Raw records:

*-*-*

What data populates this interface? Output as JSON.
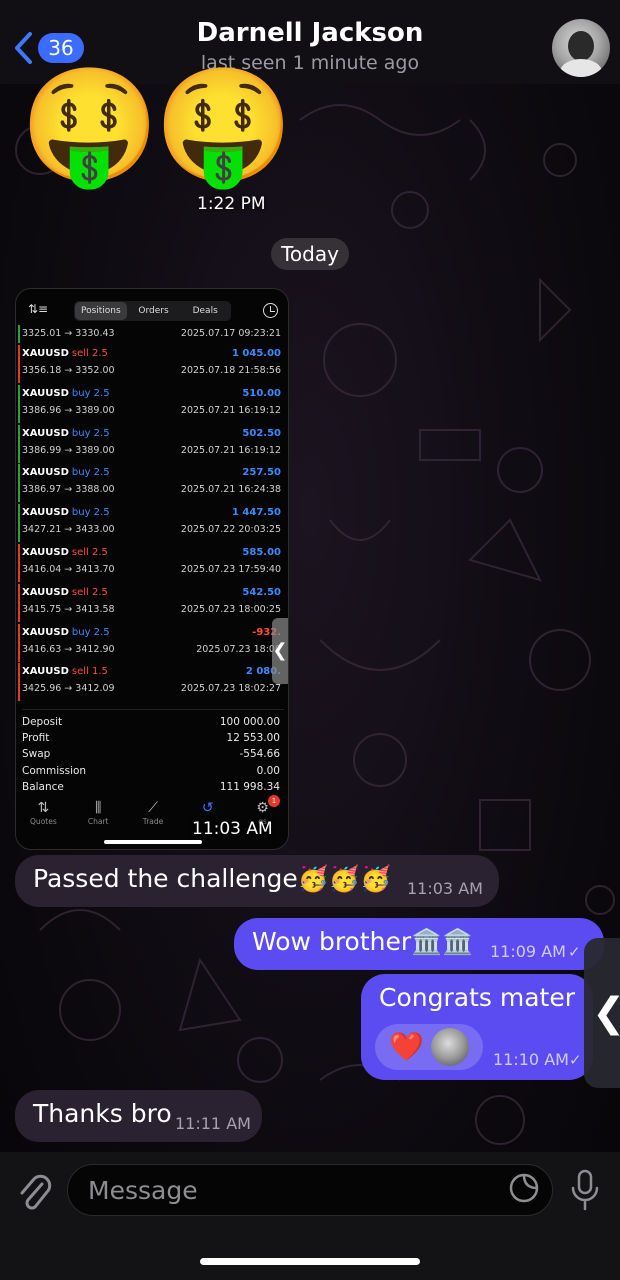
{
  "header": {
    "back_count": "36",
    "contact_name": "Darnell Jackson",
    "status": "last seen 1 minute ago",
    "avatar_icon": "contact-avatar"
  },
  "stickers": [
    "🤑",
    "🤑"
  ],
  "sticker_time": "1:22 PM",
  "date_divider": "Today",
  "photo_message": {
    "time": "11:03 AM",
    "tabs": [
      "Positions",
      "Orders",
      "Deals"
    ],
    "first_row": {
      "prices": "3325.01 → 3330.43",
      "date": "2025.07.17 09:23:21",
      "edge": "#2ea043"
    },
    "trades": [
      {
        "symbol": "XAUUSD",
        "dir": "sell 2.5",
        "dir_color": "#ff4b3e",
        "profit": "1 045.00",
        "profit_color": "#3b8bff",
        "prices": "3356.18 → 3352.00",
        "date": "2025.07.18 21:58:56",
        "edge": "#e5372c"
      },
      {
        "symbol": "XAUUSD",
        "dir": "buy 2.5",
        "dir_color": "#3b8bff",
        "profit": "510.00",
        "profit_color": "#3b8bff",
        "prices": "3386.96 → 3389.00",
        "date": "2025.07.21 16:19:12",
        "edge": "#2ea043"
      },
      {
        "symbol": "XAUUSD",
        "dir": "buy 2.5",
        "dir_color": "#3b8bff",
        "profit": "502.50",
        "profit_color": "#3b8bff",
        "prices": "3386.99 → 3389.00",
        "date": "2025.07.21 16:19:12",
        "edge": "#2ea043"
      },
      {
        "symbol": "XAUUSD",
        "dir": "buy 2.5",
        "dir_color": "#3b8bff",
        "profit": "257.50",
        "profit_color": "#3b8bff",
        "prices": "3386.97 → 3388.00",
        "date": "2025.07.21 16:24:38",
        "edge": "#2ea043"
      },
      {
        "symbol": "XAUUSD",
        "dir": "buy 2.5",
        "dir_color": "#3b8bff",
        "profit": "1 447.50",
        "profit_color": "#3b8bff",
        "prices": "3427.21 → 3433.00",
        "date": "2025.07.22 20:03:25",
        "edge": "#2ea043"
      },
      {
        "symbol": "XAUUSD",
        "dir": "sell 2.5",
        "dir_color": "#ff4b3e",
        "profit": "585.00",
        "profit_color": "#3b8bff",
        "prices": "3416.04 → 3413.70",
        "date": "2025.07.23 17:59:40",
        "edge": "#e5372c"
      },
      {
        "symbol": "XAUUSD",
        "dir": "sell 2.5",
        "dir_color": "#ff4b3e",
        "profit": "542.50",
        "profit_color": "#3b8bff",
        "prices": "3415.75 → 3413.58",
        "date": "2025.07.23 18:00:25",
        "edge": "#e5372c"
      },
      {
        "symbol": "XAUUSD",
        "dir": "buy 2.5",
        "dir_color": "#3b8bff",
        "profit": "-932.",
        "profit_color": "#ff4b3e",
        "prices": "3416.63 → 3412.90",
        "date": "2025.07.23 18:00",
        "edge": "#e5372c"
      },
      {
        "symbol": "XAUUSD",
        "dir": "sell 1.5",
        "dir_color": "#ff4b3e",
        "profit": "2 080.",
        "profit_color": "#3b8bff",
        "prices": "3425.96 → 3412.09",
        "date": "2025.07.23 18:02:27",
        "edge": "#e5372c"
      }
    ],
    "summary": [
      {
        "label": "Deposit",
        "value": "100 000.00"
      },
      {
        "label": "Profit",
        "value": "12 553.00"
      },
      {
        "label": "Swap",
        "value": "-554.66"
      },
      {
        "label": "Commission",
        "value": "0.00"
      },
      {
        "label": "Balance",
        "value": "111 998.34"
      }
    ],
    "tabbar": [
      {
        "label": "Quotes",
        "icon": "quotes-icon",
        "glyph": "⇅"
      },
      {
        "label": "Chart",
        "icon": "chart-icon",
        "glyph": "⫼"
      },
      {
        "label": "Trade",
        "icon": "trade-icon",
        "glyph": "⟋"
      },
      {
        "label": "History",
        "icon": "history-icon",
        "glyph": "↺"
      },
      {
        "label": "gs",
        "icon": "settings-icon",
        "glyph": "⚙",
        "badge": "1"
      }
    ]
  },
  "messages": [
    {
      "text": "Passed the challenge🥳🥳🥳",
      "time": "11:03 AM",
      "dir": "in"
    },
    {
      "text": "Wow brother🏛️🏛️",
      "time": "11:09 AM",
      "dir": "out"
    },
    {
      "text": "Congrats mater",
      "time": "11:10 AM",
      "dir": "out",
      "reaction": "❤️"
    },
    {
      "text": "Thanks bro",
      "time": "11:11 AM",
      "dir": "in"
    }
  ],
  "input": {
    "placeholder": "Message"
  },
  "colors": {
    "outgoing": "#5a4cf0",
    "incoming": "#2a2230",
    "accent": "#3b6cff"
  }
}
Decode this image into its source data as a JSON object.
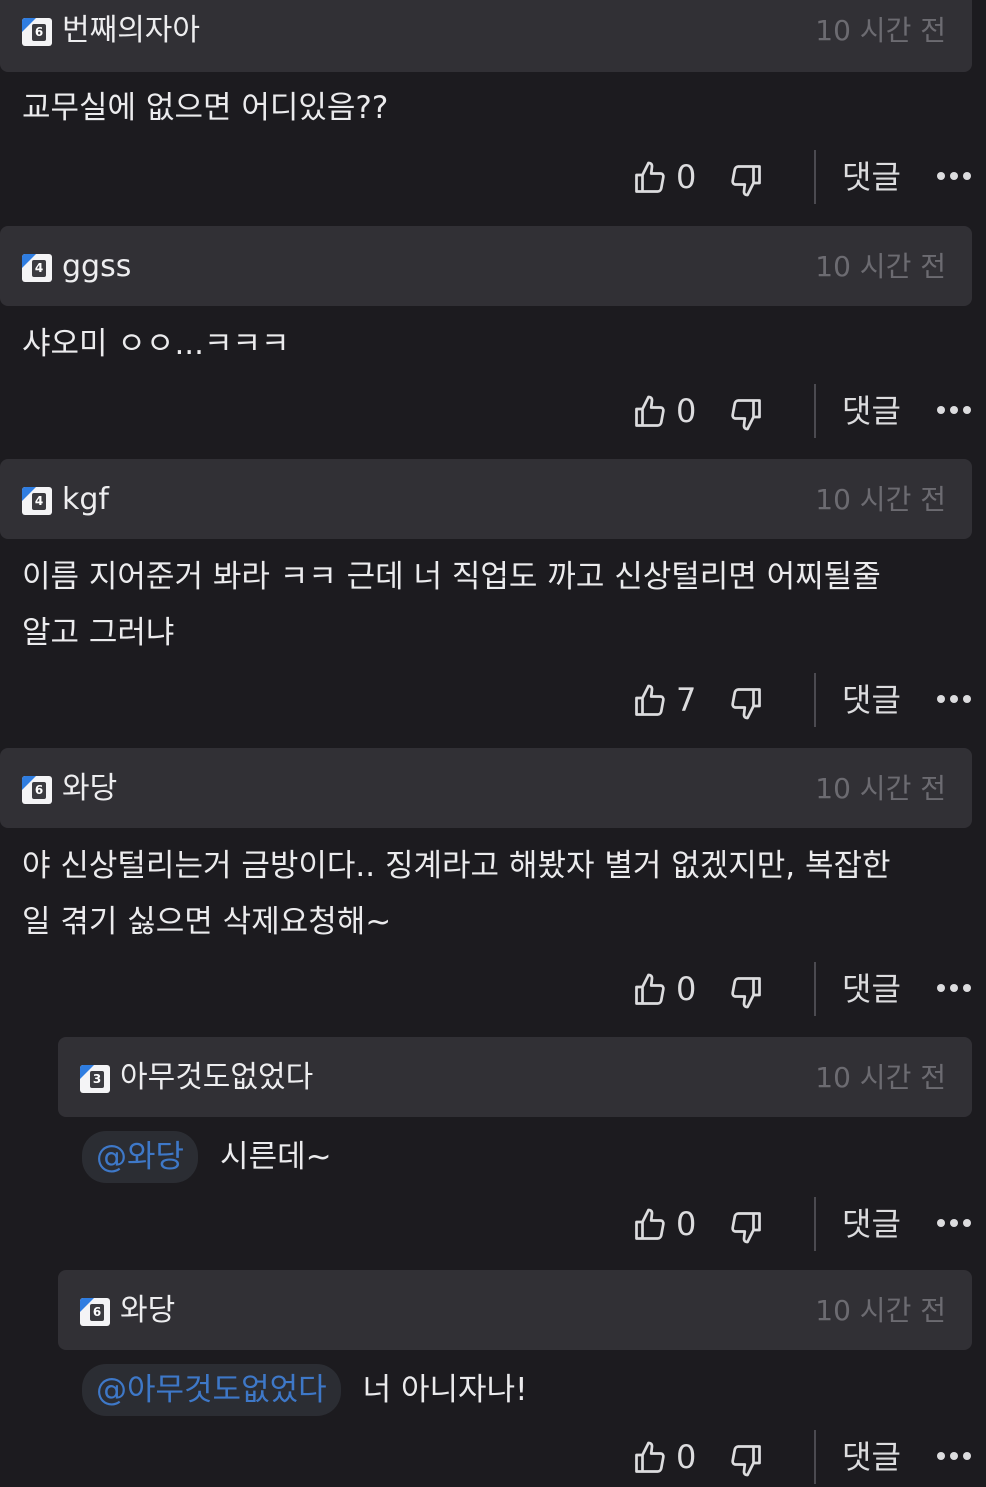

*-*-*

Exercise instructions -
Lines holding the word "prices" in the entries above are the ones to pull out. Copy them all.

Solution below -
      "prices": "3325.01 → 3330.43",
        "prices": "3356.18 → 3352.00",
        "prices": "3386.96 → 3389.00",
        "prices": "3386.99 → 3389.00",
        "prices": "3386.97 → 3388.00",
        "prices": "3427.21 → 3433.00",
        "prices": "3416.04 → 3413.70",
        "prices": "3415.75 → 3413.58",
        "prices": "3416.63 → 3412.90",
        "prices": "3425.96 → 3412.09",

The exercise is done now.